-- START MATERIAL TO PROCESS --

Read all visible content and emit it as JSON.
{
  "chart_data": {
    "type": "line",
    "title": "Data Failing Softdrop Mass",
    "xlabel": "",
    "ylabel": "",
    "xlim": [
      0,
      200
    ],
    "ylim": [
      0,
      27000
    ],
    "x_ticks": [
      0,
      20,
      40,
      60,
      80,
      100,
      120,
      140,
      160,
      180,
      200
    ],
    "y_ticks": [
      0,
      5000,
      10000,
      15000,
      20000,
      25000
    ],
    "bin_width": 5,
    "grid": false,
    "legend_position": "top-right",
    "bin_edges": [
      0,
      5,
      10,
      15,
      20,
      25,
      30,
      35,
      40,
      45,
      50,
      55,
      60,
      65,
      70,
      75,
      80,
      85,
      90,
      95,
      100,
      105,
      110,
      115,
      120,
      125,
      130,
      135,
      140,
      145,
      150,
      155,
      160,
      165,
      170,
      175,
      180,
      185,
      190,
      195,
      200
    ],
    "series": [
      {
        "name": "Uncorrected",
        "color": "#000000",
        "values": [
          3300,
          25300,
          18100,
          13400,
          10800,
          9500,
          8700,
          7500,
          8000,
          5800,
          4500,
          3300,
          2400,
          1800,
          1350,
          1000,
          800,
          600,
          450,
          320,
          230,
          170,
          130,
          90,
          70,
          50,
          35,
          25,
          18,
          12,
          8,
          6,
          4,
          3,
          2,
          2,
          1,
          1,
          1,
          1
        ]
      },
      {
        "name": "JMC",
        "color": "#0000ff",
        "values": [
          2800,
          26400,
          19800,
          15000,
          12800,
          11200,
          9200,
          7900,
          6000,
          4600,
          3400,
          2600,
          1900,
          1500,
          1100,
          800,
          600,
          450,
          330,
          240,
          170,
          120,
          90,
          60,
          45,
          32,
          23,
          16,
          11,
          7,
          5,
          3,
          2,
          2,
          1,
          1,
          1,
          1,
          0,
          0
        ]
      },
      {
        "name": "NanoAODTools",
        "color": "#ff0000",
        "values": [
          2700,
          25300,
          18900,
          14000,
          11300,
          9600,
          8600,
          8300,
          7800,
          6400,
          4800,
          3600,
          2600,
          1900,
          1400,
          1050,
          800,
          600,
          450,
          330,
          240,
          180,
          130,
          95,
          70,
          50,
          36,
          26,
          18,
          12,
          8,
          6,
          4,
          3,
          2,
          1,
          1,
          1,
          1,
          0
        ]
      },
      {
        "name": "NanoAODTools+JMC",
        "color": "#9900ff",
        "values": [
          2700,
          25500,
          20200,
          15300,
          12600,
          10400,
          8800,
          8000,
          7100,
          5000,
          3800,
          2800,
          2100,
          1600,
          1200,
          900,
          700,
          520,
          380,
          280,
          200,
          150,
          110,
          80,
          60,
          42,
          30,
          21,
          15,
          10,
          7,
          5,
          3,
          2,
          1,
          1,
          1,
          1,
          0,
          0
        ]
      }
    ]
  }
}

-- END MATERIAL TO PROCESS --

■ **WRITTEN REQUEST**
Output the listing above without altering a single character.

■ **FULL ANSWER**
Read all visible content and emit it as JSON.
{
  "chart_data": {
    "type": "line",
    "title": "Data Failing Softdrop Mass",
    "xlabel": "",
    "ylabel": "",
    "xlim": [
      0,
      200
    ],
    "ylim": [
      0,
      27000
    ],
    "x_ticks": [
      0,
      20,
      40,
      60,
      80,
      100,
      120,
      140,
      160,
      180,
      200
    ],
    "y_ticks": [
      0,
      5000,
      10000,
      15000,
      20000,
      25000
    ],
    "bin_width": 5,
    "grid": false,
    "legend_position": "top-right",
    "bin_edges": [
      0,
      5,
      10,
      15,
      20,
      25,
      30,
      35,
      40,
      45,
      50,
      55,
      60,
      65,
      70,
      75,
      80,
      85,
      90,
      95,
      100,
      105,
      110,
      115,
      120,
      125,
      130,
      135,
      140,
      145,
      150,
      155,
      160,
      165,
      170,
      175,
      180,
      185,
      190,
      195,
      200
    ],
    "series": [
      {
        "name": "Uncorrected",
        "color": "#000000",
        "values": [
          3300,
          25300,
          18100,
          13400,
          10800,
          9500,
          8700,
          7500,
          8000,
          5800,
          4500,
          3300,
          2400,
          1800,
          1350,
          1000,
          800,
          600,
          450,
          320,
          230,
          170,
          130,
          90,
          70,
          50,
          35,
          25,
          18,
          12,
          8,
          6,
          4,
          3,
          2,
          2,
          1,
          1,
          1,
          1
        ]
      },
      {
        "name": "JMC",
        "color": "#0000ff",
        "values": [
          2800,
          26400,
          19800,
          15000,
          12800,
          11200,
          9200,
          7900,
          6000,
          4600,
          3400,
          2600,
          1900,
          1500,
          1100,
          800,
          600,
          450,
          330,
          240,
          170,
          120,
          90,
          60,
          45,
          32,
          23,
          16,
          11,
          7,
          5,
          3,
          2,
          2,
          1,
          1,
          1,
          1,
          0,
          0
        ]
      },
      {
        "name": "NanoAODTools",
        "color": "#ff0000",
        "values": [
          2700,
          25300,
          18900,
          14000,
          11300,
          9600,
          8600,
          8300,
          7800,
          6400,
          4800,
          3600,
          2600,
          1900,
          1400,
          1050,
          800,
          600,
          450,
          330,
          240,
          180,
          130,
          95,
          70,
          50,
          36,
          26,
          18,
          12,
          8,
          6,
          4,
          3,
          2,
          1,
          1,
          1,
          1,
          0
        ]
      },
      {
        "name": "NanoAODTools+JMC",
        "color": "#9900ff",
        "values": [
          2700,
          25500,
          20200,
          15300,
          12600,
          10400,
          8800,
          8000,
          7100,
          5000,
          3800,
          2800,
          2100,
          1600,
          1200,
          900,
          700,
          520,
          380,
          280,
          200,
          150,
          110,
          80,
          60,
          42,
          30,
          21,
          15,
          10,
          7,
          5,
          3,
          2,
          1,
          1,
          1,
          1,
          0,
          0
        ]
      }
    ]
  }
}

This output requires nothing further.